GIVEN EXERCISE: Copy out every entry below, swapping "panel-title" for "chart-title" wherever it occurs and leaving everything else untouched.

Items listed in a dataset:
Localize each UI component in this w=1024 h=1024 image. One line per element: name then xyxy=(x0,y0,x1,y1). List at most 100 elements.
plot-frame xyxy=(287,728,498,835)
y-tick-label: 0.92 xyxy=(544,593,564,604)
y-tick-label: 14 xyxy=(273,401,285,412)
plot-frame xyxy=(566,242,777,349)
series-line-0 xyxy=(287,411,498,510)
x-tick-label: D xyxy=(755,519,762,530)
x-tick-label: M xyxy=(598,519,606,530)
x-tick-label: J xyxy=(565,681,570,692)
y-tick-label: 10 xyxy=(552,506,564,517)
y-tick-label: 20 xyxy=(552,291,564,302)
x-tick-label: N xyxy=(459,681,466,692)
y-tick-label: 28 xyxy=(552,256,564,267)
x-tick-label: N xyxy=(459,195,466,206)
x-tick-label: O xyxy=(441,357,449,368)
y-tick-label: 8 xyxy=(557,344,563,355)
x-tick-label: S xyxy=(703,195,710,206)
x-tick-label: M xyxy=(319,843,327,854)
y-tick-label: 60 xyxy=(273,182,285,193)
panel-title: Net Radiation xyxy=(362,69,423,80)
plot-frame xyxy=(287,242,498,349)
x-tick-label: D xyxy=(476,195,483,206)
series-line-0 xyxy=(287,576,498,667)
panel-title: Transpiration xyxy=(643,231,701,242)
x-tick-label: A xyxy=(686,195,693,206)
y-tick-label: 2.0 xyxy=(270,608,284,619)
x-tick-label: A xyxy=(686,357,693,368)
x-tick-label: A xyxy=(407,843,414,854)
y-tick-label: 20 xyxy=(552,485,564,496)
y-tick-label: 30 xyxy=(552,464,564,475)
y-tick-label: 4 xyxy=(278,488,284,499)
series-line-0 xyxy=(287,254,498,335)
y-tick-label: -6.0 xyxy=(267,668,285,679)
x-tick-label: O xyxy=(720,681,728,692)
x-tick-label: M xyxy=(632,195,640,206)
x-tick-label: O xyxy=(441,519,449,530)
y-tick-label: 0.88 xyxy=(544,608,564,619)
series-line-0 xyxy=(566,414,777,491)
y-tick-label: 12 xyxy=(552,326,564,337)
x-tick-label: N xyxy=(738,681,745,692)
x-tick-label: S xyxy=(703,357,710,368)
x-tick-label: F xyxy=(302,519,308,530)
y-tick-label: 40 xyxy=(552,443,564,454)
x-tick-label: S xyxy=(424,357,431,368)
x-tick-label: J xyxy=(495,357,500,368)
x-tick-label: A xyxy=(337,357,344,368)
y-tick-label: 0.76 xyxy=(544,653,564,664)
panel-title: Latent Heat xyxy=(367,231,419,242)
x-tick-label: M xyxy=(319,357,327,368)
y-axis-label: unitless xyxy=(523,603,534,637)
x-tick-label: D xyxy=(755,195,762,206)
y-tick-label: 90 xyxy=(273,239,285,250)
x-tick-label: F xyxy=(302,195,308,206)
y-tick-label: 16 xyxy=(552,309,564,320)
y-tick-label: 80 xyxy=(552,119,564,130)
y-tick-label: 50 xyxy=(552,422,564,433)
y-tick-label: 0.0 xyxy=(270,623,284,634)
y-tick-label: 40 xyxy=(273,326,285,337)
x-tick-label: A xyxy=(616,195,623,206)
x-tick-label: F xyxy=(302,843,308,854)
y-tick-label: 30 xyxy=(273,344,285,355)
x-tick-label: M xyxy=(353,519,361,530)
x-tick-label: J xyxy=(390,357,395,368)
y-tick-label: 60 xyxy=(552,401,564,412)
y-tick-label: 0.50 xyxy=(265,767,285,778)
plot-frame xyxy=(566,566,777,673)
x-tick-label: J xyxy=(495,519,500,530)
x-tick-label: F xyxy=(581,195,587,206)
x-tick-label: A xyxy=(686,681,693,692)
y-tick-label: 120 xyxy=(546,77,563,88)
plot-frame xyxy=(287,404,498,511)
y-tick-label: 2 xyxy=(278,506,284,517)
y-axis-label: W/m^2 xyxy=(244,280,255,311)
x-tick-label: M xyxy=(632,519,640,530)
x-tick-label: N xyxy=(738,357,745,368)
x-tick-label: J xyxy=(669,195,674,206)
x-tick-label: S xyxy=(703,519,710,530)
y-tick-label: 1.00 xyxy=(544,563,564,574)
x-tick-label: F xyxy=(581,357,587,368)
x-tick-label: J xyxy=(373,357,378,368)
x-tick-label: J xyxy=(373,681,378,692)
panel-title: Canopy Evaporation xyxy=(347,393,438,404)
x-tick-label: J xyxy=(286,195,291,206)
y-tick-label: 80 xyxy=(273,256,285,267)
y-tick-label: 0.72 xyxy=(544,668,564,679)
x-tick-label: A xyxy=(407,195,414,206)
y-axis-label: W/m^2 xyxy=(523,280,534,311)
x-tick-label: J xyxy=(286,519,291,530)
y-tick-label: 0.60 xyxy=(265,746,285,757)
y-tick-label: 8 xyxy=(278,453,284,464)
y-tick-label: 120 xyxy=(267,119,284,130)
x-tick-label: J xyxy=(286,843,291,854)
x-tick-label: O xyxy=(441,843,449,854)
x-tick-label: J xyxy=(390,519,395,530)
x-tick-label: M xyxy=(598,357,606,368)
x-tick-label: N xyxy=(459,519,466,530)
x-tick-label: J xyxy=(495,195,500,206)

RESPONSE FOR THIS EXERCISE:
Localize each UI component in this w=1024 h=1024 image. One line per element: name then xyxy=(x0,y0,x1,y1). List at most 100 elements.
plot-frame xyxy=(287,728,498,835)
y-tick-label: 0.92 xyxy=(544,593,564,604)
y-tick-label: 14 xyxy=(273,401,285,412)
plot-frame xyxy=(566,242,777,349)
series-line-0 xyxy=(287,411,498,510)
x-tick-label: D xyxy=(755,519,762,530)
x-tick-label: M xyxy=(598,519,606,530)
x-tick-label: J xyxy=(565,681,570,692)
y-tick-label: 10 xyxy=(552,506,564,517)
y-tick-label: 20 xyxy=(552,291,564,302)
x-tick-label: N xyxy=(459,681,466,692)
y-tick-label: 28 xyxy=(552,256,564,267)
x-tick-label: N xyxy=(459,195,466,206)
x-tick-label: O xyxy=(441,357,449,368)
y-tick-label: 8 xyxy=(557,344,563,355)
x-tick-label: S xyxy=(703,195,710,206)
x-tick-label: M xyxy=(319,843,327,854)
y-tick-label: 60 xyxy=(273,182,285,193)
chart-title: Net Radiation xyxy=(362,69,423,80)
plot-frame xyxy=(287,242,498,349)
x-tick-label: D xyxy=(476,195,483,206)
series-line-0 xyxy=(287,576,498,667)
chart-title: Transpiration xyxy=(643,231,701,242)
x-tick-label: A xyxy=(686,195,693,206)
y-tick-label: 2.0 xyxy=(270,608,284,619)
x-tick-label: A xyxy=(686,357,693,368)
x-tick-label: A xyxy=(407,843,414,854)
y-tick-label: 20 xyxy=(552,485,564,496)
y-tick-label: 30 xyxy=(552,464,564,475)
y-tick-label: 4 xyxy=(278,488,284,499)
series-line-0 xyxy=(287,254,498,335)
y-tick-label: -6.0 xyxy=(267,668,285,679)
x-tick-label: O xyxy=(720,681,728,692)
x-tick-label: M xyxy=(632,195,640,206)
x-tick-label: O xyxy=(441,519,449,530)
y-tick-label: 0.88 xyxy=(544,608,564,619)
series-line-0 xyxy=(566,414,777,491)
y-tick-label: 12 xyxy=(552,326,564,337)
x-tick-label: N xyxy=(738,681,745,692)
x-tick-label: S xyxy=(703,357,710,368)
x-tick-label: F xyxy=(302,519,308,530)
y-tick-label: 40 xyxy=(552,443,564,454)
x-tick-label: S xyxy=(424,357,431,368)
x-tick-label: J xyxy=(495,357,500,368)
x-tick-label: A xyxy=(337,357,344,368)
y-tick-label: 0.76 xyxy=(544,653,564,664)
chart-title: Latent Heat xyxy=(367,231,419,242)
x-tick-label: M xyxy=(319,357,327,368)
y-axis-label: unitless xyxy=(523,603,534,637)
x-tick-label: D xyxy=(755,195,762,206)
y-tick-label: 90 xyxy=(273,239,285,250)
x-tick-label: F xyxy=(302,195,308,206)
y-tick-label: 16 xyxy=(552,309,564,320)
y-tick-label: 80 xyxy=(552,119,564,130)
y-tick-label: 50 xyxy=(552,422,564,433)
y-tick-label: 0.0 xyxy=(270,623,284,634)
y-tick-label: 40 xyxy=(273,326,285,337)
x-tick-label: A xyxy=(616,195,623,206)
x-tick-label: F xyxy=(302,843,308,854)
y-tick-label: 30 xyxy=(273,344,285,355)
x-tick-label: M xyxy=(353,519,361,530)
x-tick-label: J xyxy=(390,357,395,368)
y-tick-label: 60 xyxy=(552,401,564,412)
y-tick-label: 0.50 xyxy=(265,767,285,778)
plot-frame xyxy=(566,566,777,673)
x-tick-label: J xyxy=(495,519,500,530)
x-tick-label: F xyxy=(581,195,587,206)
x-tick-label: A xyxy=(686,681,693,692)
y-tick-label: 120 xyxy=(546,77,563,88)
plot-frame xyxy=(287,404,498,511)
y-tick-label: 2 xyxy=(278,506,284,517)
y-axis-label: W/m^2 xyxy=(244,280,255,311)
x-tick-label: M xyxy=(632,519,640,530)
x-tick-label: N xyxy=(738,357,745,368)
x-tick-label: J xyxy=(669,195,674,206)
x-tick-label: S xyxy=(703,519,710,530)
y-tick-label: 1.00 xyxy=(544,563,564,574)
x-tick-label: F xyxy=(581,357,587,368)
x-tick-label: J xyxy=(373,357,378,368)
x-tick-label: J xyxy=(373,681,378,692)
chart-title: Canopy Evaporation xyxy=(347,393,438,404)
x-tick-label: J xyxy=(286,195,291,206)
y-tick-label: 80 xyxy=(273,256,285,267)
y-tick-label: 0.72 xyxy=(544,668,564,679)
x-tick-label: A xyxy=(407,195,414,206)
y-axis-label: W/m^2 xyxy=(523,280,534,311)
x-tick-label: J xyxy=(286,519,291,530)
y-tick-label: 0.60 xyxy=(265,746,285,757)
y-tick-label: 8 xyxy=(278,453,284,464)
y-tick-label: 120 xyxy=(267,119,284,130)
x-tick-label: J xyxy=(286,843,291,854)
x-tick-label: O xyxy=(441,843,449,854)
x-tick-label: J xyxy=(390,519,395,530)
x-tick-label: M xyxy=(598,357,606,368)
x-tick-label: N xyxy=(459,519,466,530)
x-tick-label: J xyxy=(495,195,500,206)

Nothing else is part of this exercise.